▶ [Directions for this task]
Will you extract the entries word for word? Images should not appear in the copy.

[Items from a figure collection]

++++

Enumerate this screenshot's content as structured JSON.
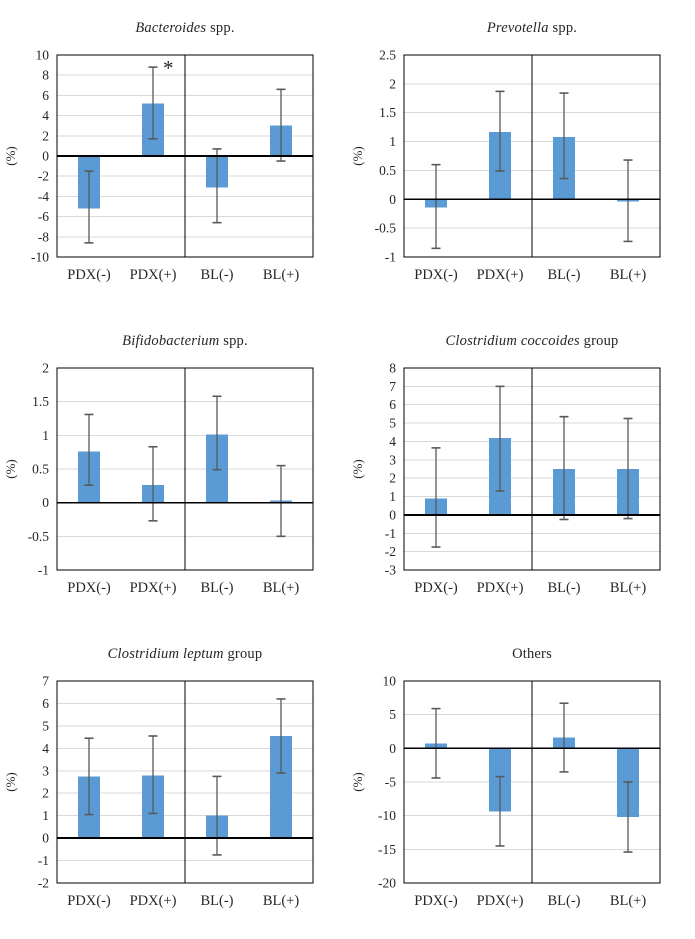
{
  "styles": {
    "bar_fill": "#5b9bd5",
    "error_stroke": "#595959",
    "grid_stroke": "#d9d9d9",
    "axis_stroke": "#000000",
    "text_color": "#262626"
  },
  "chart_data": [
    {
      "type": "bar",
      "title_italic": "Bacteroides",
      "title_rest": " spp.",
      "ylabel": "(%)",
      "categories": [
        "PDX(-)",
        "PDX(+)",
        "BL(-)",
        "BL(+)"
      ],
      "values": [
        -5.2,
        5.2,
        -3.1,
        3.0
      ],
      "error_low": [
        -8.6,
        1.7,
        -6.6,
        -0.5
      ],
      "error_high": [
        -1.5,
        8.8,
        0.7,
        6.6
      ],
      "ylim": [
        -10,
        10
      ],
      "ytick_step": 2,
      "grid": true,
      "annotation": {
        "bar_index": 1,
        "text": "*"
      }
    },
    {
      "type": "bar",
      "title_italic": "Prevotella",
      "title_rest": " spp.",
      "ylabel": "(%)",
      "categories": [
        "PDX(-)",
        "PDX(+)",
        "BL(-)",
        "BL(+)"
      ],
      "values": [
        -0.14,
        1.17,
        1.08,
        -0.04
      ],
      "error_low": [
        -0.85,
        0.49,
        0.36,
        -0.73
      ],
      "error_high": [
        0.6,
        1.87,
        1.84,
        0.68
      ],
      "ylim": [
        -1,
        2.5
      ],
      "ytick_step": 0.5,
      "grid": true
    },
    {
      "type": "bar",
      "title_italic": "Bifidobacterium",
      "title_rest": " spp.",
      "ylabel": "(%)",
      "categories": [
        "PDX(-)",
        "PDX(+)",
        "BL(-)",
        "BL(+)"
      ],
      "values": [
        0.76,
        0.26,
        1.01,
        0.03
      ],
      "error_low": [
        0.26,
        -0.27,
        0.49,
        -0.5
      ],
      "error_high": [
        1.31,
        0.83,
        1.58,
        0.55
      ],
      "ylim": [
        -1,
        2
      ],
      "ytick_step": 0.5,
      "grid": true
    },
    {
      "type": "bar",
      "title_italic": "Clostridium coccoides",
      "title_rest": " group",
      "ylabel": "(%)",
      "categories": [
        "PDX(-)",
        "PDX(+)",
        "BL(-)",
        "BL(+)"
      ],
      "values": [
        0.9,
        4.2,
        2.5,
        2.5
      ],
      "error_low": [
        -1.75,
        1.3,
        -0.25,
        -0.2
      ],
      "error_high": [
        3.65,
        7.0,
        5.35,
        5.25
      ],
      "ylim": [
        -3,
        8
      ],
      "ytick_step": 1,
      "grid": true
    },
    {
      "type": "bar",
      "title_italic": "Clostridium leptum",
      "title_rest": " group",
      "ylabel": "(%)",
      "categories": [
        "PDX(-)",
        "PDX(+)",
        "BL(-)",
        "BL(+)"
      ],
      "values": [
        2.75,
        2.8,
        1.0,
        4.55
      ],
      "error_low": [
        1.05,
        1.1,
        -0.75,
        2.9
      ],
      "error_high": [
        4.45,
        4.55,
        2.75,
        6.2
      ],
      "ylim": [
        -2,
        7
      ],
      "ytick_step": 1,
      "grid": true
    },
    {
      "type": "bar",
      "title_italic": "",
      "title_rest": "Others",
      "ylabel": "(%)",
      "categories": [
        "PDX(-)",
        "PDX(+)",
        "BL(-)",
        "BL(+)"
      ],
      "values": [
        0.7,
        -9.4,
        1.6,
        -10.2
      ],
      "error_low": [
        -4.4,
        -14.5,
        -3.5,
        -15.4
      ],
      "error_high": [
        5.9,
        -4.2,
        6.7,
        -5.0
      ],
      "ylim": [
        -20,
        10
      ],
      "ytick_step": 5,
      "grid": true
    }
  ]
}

++++

▶ [Your response]
Enumerate this screenshot's content as structured JSON.
{
  "styles": {
    "bar_fill": "#5b9bd5",
    "error_stroke": "#595959",
    "grid_stroke": "#d9d9d9",
    "axis_stroke": "#000000",
    "text_color": "#262626"
  },
  "chart_data": [
    {
      "type": "bar",
      "title_italic": "Bacteroides",
      "title_rest": " spp.",
      "ylabel": "(%)",
      "categories": [
        "PDX(-)",
        "PDX(+)",
        "BL(-)",
        "BL(+)"
      ],
      "values": [
        -5.2,
        5.2,
        -3.1,
        3.0
      ],
      "error_low": [
        -8.6,
        1.7,
        -6.6,
        -0.5
      ],
      "error_high": [
        -1.5,
        8.8,
        0.7,
        6.6
      ],
      "ylim": [
        -10,
        10
      ],
      "ytick_step": 2,
      "grid": true,
      "annotation": {
        "bar_index": 1,
        "text": "*"
      }
    },
    {
      "type": "bar",
      "title_italic": "Prevotella",
      "title_rest": " spp.",
      "ylabel": "(%)",
      "categories": [
        "PDX(-)",
        "PDX(+)",
        "BL(-)",
        "BL(+)"
      ],
      "values": [
        -0.14,
        1.17,
        1.08,
        -0.04
      ],
      "error_low": [
        -0.85,
        0.49,
        0.36,
        -0.73
      ],
      "error_high": [
        0.6,
        1.87,
        1.84,
        0.68
      ],
      "ylim": [
        -1,
        2.5
      ],
      "ytick_step": 0.5,
      "grid": true
    },
    {
      "type": "bar",
      "title_italic": "Bifidobacterium",
      "title_rest": " spp.",
      "ylabel": "(%)",
      "categories": [
        "PDX(-)",
        "PDX(+)",
        "BL(-)",
        "BL(+)"
      ],
      "values": [
        0.76,
        0.26,
        1.01,
        0.03
      ],
      "error_low": [
        0.26,
        -0.27,
        0.49,
        -0.5
      ],
      "error_high": [
        1.31,
        0.83,
        1.58,
        0.55
      ],
      "ylim": [
        -1,
        2
      ],
      "ytick_step": 0.5,
      "grid": true
    },
    {
      "type": "bar",
      "title_italic": "Clostridium coccoides",
      "title_rest": " group",
      "ylabel": "(%)",
      "categories": [
        "PDX(-)",
        "PDX(+)",
        "BL(-)",
        "BL(+)"
      ],
      "values": [
        0.9,
        4.2,
        2.5,
        2.5
      ],
      "error_low": [
        -1.75,
        1.3,
        -0.25,
        -0.2
      ],
      "error_high": [
        3.65,
        7.0,
        5.35,
        5.25
      ],
      "ylim": [
        -3,
        8
      ],
      "ytick_step": 1,
      "grid": true
    },
    {
      "type": "bar",
      "title_italic": "Clostridium leptum",
      "title_rest": " group",
      "ylabel": "(%)",
      "categories": [
        "PDX(-)",
        "PDX(+)",
        "BL(-)",
        "BL(+)"
      ],
      "values": [
        2.75,
        2.8,
        1.0,
        4.55
      ],
      "error_low": [
        1.05,
        1.1,
        -0.75,
        2.9
      ],
      "error_high": [
        4.45,
        4.55,
        2.75,
        6.2
      ],
      "ylim": [
        -2,
        7
      ],
      "ytick_step": 1,
      "grid": true
    },
    {
      "type": "bar",
      "title_italic": "",
      "title_rest": "Others",
      "ylabel": "(%)",
      "categories": [
        "PDX(-)",
        "PDX(+)",
        "BL(-)",
        "BL(+)"
      ],
      "values": [
        0.7,
        -9.4,
        1.6,
        -10.2
      ],
      "error_low": [
        -4.4,
        -14.5,
        -3.5,
        -15.4
      ],
      "error_high": [
        5.9,
        -4.2,
        6.7,
        -5.0
      ],
      "ylim": [
        -20,
        10
      ],
      "ytick_step": 5,
      "grid": true
    }
  ]
}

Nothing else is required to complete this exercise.